# [What to work on]
Swap "pixel-space" for "pixel-coordinate" everywhere in the records below, and write out all the lines again with nothing else changed.

Element placement data:
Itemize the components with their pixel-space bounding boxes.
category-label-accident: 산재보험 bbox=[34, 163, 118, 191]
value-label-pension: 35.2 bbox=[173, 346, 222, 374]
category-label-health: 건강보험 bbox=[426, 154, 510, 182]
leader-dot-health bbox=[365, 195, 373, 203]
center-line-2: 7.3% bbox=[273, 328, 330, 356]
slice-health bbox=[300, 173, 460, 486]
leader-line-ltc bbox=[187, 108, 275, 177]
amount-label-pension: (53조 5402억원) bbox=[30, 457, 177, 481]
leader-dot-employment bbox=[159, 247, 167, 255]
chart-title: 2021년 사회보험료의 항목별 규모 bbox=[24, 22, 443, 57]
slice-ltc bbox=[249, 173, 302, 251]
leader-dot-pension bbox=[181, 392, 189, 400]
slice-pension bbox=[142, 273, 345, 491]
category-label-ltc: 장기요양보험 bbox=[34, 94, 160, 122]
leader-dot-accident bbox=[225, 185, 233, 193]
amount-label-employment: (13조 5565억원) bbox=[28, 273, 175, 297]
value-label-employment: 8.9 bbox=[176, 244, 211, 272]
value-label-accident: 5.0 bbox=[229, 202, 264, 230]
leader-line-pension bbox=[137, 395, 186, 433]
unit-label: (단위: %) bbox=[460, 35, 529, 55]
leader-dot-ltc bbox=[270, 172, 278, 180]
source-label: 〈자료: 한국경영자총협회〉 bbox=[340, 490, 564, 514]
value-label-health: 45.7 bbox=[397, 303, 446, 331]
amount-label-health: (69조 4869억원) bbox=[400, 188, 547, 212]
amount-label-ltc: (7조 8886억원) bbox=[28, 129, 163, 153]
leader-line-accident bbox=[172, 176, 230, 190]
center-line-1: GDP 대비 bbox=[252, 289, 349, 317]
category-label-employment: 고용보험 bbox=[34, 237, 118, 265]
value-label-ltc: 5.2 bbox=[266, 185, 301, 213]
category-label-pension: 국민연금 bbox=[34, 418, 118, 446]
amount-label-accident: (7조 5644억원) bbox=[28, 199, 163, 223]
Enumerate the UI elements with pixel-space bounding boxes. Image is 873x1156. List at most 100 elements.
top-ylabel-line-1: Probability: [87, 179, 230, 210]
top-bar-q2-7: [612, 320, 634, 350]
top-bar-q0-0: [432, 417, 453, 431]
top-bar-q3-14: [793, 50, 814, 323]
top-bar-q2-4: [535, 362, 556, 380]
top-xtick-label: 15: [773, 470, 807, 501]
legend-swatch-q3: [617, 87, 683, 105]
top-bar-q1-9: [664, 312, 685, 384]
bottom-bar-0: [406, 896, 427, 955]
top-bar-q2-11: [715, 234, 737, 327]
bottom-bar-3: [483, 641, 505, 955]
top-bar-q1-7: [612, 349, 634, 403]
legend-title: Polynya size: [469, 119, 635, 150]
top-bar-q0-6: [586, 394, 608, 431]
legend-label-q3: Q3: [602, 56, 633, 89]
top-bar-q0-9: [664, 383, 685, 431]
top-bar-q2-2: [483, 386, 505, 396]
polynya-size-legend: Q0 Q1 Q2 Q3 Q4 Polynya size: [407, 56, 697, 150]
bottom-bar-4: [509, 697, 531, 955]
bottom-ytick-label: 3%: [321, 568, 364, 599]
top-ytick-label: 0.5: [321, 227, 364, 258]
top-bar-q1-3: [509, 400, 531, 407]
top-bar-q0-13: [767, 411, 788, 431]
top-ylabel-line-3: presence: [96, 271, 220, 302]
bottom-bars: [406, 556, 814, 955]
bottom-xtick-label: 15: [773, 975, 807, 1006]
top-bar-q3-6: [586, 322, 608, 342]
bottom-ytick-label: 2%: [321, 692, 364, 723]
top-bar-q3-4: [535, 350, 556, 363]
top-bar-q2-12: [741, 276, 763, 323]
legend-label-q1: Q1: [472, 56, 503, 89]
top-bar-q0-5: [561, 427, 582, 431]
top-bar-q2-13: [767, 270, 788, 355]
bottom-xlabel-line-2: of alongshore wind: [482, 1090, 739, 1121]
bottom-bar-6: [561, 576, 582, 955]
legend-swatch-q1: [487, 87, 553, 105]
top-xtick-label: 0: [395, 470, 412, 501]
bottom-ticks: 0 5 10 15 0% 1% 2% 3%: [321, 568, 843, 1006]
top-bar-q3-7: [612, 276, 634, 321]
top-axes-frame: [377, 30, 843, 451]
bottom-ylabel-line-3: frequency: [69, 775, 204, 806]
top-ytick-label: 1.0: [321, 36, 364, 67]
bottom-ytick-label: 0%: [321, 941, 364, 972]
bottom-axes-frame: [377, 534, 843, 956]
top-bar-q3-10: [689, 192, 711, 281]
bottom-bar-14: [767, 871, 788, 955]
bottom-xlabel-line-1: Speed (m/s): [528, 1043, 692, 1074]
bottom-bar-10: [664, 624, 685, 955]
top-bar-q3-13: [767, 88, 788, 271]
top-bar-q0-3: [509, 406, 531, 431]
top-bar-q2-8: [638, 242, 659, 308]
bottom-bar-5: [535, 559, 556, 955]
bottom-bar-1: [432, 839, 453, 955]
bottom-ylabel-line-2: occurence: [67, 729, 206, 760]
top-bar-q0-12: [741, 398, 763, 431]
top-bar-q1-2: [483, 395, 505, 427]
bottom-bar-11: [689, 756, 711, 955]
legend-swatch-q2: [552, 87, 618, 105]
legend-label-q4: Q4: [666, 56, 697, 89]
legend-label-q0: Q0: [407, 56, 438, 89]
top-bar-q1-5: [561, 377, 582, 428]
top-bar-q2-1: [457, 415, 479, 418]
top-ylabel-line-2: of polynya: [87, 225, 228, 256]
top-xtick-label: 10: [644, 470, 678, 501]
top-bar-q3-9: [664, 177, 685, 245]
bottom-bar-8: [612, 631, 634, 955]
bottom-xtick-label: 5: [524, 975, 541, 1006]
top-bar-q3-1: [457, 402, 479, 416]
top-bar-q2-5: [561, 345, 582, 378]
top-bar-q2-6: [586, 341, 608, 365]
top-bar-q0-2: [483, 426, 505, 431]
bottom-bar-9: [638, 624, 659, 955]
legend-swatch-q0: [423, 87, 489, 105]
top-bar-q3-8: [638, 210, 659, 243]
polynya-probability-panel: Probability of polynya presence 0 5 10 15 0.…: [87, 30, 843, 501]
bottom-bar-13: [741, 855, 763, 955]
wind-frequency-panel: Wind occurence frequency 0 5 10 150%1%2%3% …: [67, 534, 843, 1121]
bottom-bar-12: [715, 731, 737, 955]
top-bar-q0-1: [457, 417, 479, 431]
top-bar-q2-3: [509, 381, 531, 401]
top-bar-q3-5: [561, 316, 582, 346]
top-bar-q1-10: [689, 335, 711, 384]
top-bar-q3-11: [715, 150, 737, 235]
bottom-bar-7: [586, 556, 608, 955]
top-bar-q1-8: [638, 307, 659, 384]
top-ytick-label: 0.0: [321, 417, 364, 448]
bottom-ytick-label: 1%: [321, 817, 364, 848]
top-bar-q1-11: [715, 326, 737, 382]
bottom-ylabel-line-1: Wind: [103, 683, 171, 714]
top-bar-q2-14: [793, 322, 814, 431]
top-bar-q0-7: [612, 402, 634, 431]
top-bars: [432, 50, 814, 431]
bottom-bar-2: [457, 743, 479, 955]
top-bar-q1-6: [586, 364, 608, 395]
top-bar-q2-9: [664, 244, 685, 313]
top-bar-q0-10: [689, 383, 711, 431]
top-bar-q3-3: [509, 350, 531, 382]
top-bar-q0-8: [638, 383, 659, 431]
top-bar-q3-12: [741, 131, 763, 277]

# [The reply]
Itemize the components with their pixel-coordinate bounding boxes.
category-label-accident: 산재보험 bbox=[34, 163, 118, 191]
value-label-pension: 35.2 bbox=[173, 346, 222, 374]
category-label-health: 건강보험 bbox=[426, 154, 510, 182]
leader-dot-health bbox=[365, 195, 373, 203]
center-line-2: 7.3% bbox=[273, 328, 330, 356]
slice-health bbox=[300, 173, 460, 486]
leader-line-ltc bbox=[187, 108, 275, 177]
amount-label-pension: (53조 5402억원) bbox=[30, 457, 177, 481]
leader-dot-employment bbox=[159, 247, 167, 255]
chart-title: 2021년 사회보험료의 항목별 규모 bbox=[24, 22, 443, 57]
slice-ltc bbox=[249, 173, 302, 251]
leader-dot-pension bbox=[181, 392, 189, 400]
slice-pension bbox=[142, 273, 345, 491]
category-label-ltc: 장기요양보험 bbox=[34, 94, 160, 122]
leader-dot-accident bbox=[225, 185, 233, 193]
amount-label-employment: (13조 5565억원) bbox=[28, 273, 175, 297]
value-label-employment: 8.9 bbox=[176, 244, 211, 272]
value-label-accident: 5.0 bbox=[229, 202, 264, 230]
leader-line-pension bbox=[137, 395, 186, 433]
unit-label: (단위: %) bbox=[460, 35, 529, 55]
leader-dot-ltc bbox=[270, 172, 278, 180]
source-label: 〈자료: 한국경영자총협회〉 bbox=[340, 490, 564, 514]
value-label-health: 45.7 bbox=[397, 303, 446, 331]
amount-label-health: (69조 4869억원) bbox=[400, 188, 547, 212]
amount-label-ltc: (7조 8886억원) bbox=[28, 129, 163, 153]
leader-line-accident bbox=[172, 176, 230, 190]
center-line-1: GDP 대비 bbox=[252, 289, 349, 317]
category-label-employment: 고용보험 bbox=[34, 237, 118, 265]
value-label-ltc: 5.2 bbox=[266, 185, 301, 213]
category-label-pension: 국민연금 bbox=[34, 418, 118, 446]
amount-label-accident: (7조 5644억원) bbox=[28, 199, 163, 223]
Enumerate the UI elements with pixel-coordinate bounding boxes. Image is 873x1156. List at most 100 elements.
top-ylabel-line-1: Probability: [87, 179, 230, 210]
top-bar-q2-7: [612, 320, 634, 350]
top-bar-q0-0: [432, 417, 453, 431]
top-bar-q3-14: [793, 50, 814, 323]
top-bar-q2-4: [535, 362, 556, 380]
top-xtick-label: 15: [773, 470, 807, 501]
legend-swatch-q3: [617, 87, 683, 105]
top-bar-q1-9: [664, 312, 685, 384]
bottom-bar-0: [406, 896, 427, 955]
top-bar-q2-11: [715, 234, 737, 327]
bottom-bar-3: [483, 641, 505, 955]
top-bar-q1-7: [612, 349, 634, 403]
legend-title: Polynya size: [469, 119, 635, 150]
top-bar-q0-6: [586, 394, 608, 431]
legend-label-q3: Q3: [602, 56, 633, 89]
top-bar-q0-9: [664, 383, 685, 431]
top-bar-q2-2: [483, 386, 505, 396]
polynya-size-legend: Q0 Q1 Q2 Q3 Q4 Polynya size: [407, 56, 697, 150]
bottom-bar-4: [509, 697, 531, 955]
bottom-ytick-label: 3%: [321, 568, 364, 599]
top-ytick-label: 0.5: [321, 227, 364, 258]
top-bar-q1-3: [509, 400, 531, 407]
top-bar-q0-13: [767, 411, 788, 431]
top-ylabel-line-3: presence: [96, 271, 220, 302]
bottom-bars: [406, 556, 814, 955]
bottom-xtick-label: 15: [773, 975, 807, 1006]
top-bar-q3-6: [586, 322, 608, 342]
bottom-ytick-label: 2%: [321, 692, 364, 723]
top-bar-q3-4: [535, 350, 556, 363]
top-bar-q2-12: [741, 276, 763, 323]
legend-label-q1: Q1: [472, 56, 503, 89]
top-bar-q0-5: [561, 427, 582, 431]
top-bar-q2-13: [767, 270, 788, 355]
bottom-xlabel-line-2: of alongshore wind: [482, 1090, 739, 1121]
bottom-bar-6: [561, 576, 582, 955]
legend-swatch-q1: [487, 87, 553, 105]
top-xtick-label: 0: [395, 470, 412, 501]
bottom-ticks: 0 5 10 15 0% 1% 2% 3%: [321, 568, 843, 1006]
top-bar-q3-7: [612, 276, 634, 321]
top-axes-frame: [377, 30, 843, 451]
bottom-ylabel-line-3: frequency: [69, 775, 204, 806]
top-ytick-label: 1.0: [321, 36, 364, 67]
bottom-ytick-label: 0%: [321, 941, 364, 972]
bottom-axes-frame: [377, 534, 843, 956]
top-bar-q3-10: [689, 192, 711, 281]
bottom-bar-14: [767, 871, 788, 955]
bottom-xlabel-line-1: Speed (m/s): [528, 1043, 692, 1074]
bottom-bar-10: [664, 624, 685, 955]
top-bar-q3-13: [767, 88, 788, 271]
top-bar-q0-3: [509, 406, 531, 431]
top-bar-q2-8: [638, 242, 659, 308]
bottom-bar-5: [535, 559, 556, 955]
bottom-bar-1: [432, 839, 453, 955]
bottom-ylabel-line-2: occurence: [67, 729, 206, 760]
top-bar-q0-12: [741, 398, 763, 431]
top-bar-q1-2: [483, 395, 505, 427]
bottom-bar-11: [689, 756, 711, 955]
legend-swatch-q2: [552, 87, 618, 105]
legend-label-q4: Q4: [666, 56, 697, 89]
legend-label-q0: Q0: [407, 56, 438, 89]
top-bar-q1-5: [561, 377, 582, 428]
top-bar-q2-1: [457, 415, 479, 418]
top-ylabel-line-2: of polynya: [87, 225, 228, 256]
top-xtick-label: 10: [644, 470, 678, 501]
top-bar-q3-9: [664, 177, 685, 245]
bottom-bar-8: [612, 631, 634, 955]
bottom-xtick-label: 5: [524, 975, 541, 1006]
top-bar-q3-1: [457, 402, 479, 416]
top-bar-q2-5: [561, 345, 582, 378]
top-bar-q2-6: [586, 341, 608, 365]
top-bar-q0-2: [483, 426, 505, 431]
bottom-bar-9: [638, 624, 659, 955]
legend-swatch-q0: [423, 87, 489, 105]
top-bar-q3-8: [638, 210, 659, 243]
polynya-probability-panel: Probability of polynya presence 0 5 10 15 0.…: [87, 30, 843, 501]
bottom-bar-13: [741, 855, 763, 955]
wind-frequency-panel: Wind occurence frequency 0 5 10 150%1%2%3% …: [67, 534, 843, 1121]
bottom-bar-12: [715, 731, 737, 955]
top-bar-q0-1: [457, 417, 479, 431]
top-bar-q2-3: [509, 381, 531, 401]
top-bar-q3-5: [561, 316, 582, 346]
top-bar-q1-10: [689, 335, 711, 384]
top-bar-q3-11: [715, 150, 737, 235]
bottom-bar-7: [586, 556, 608, 955]
top-bar-q1-8: [638, 307, 659, 384]
top-ytick-label: 0.0: [321, 417, 364, 448]
bottom-ytick-label: 1%: [321, 817, 364, 848]
top-bar-q1-11: [715, 326, 737, 382]
bottom-ylabel-line-1: Wind: [103, 683, 171, 714]
top-bar-q2-14: [793, 322, 814, 431]
top-bar-q0-7: [612, 402, 634, 431]
top-bars: [432, 50, 814, 431]
bottom-bar-2: [457, 743, 479, 955]
top-bar-q1-6: [586, 364, 608, 395]
top-bar-q2-9: [664, 244, 685, 313]
top-bar-q0-10: [689, 383, 711, 431]
top-bar-q3-3: [509, 350, 531, 382]
top-bar-q0-8: [638, 383, 659, 431]
top-bar-q3-12: [741, 131, 763, 277]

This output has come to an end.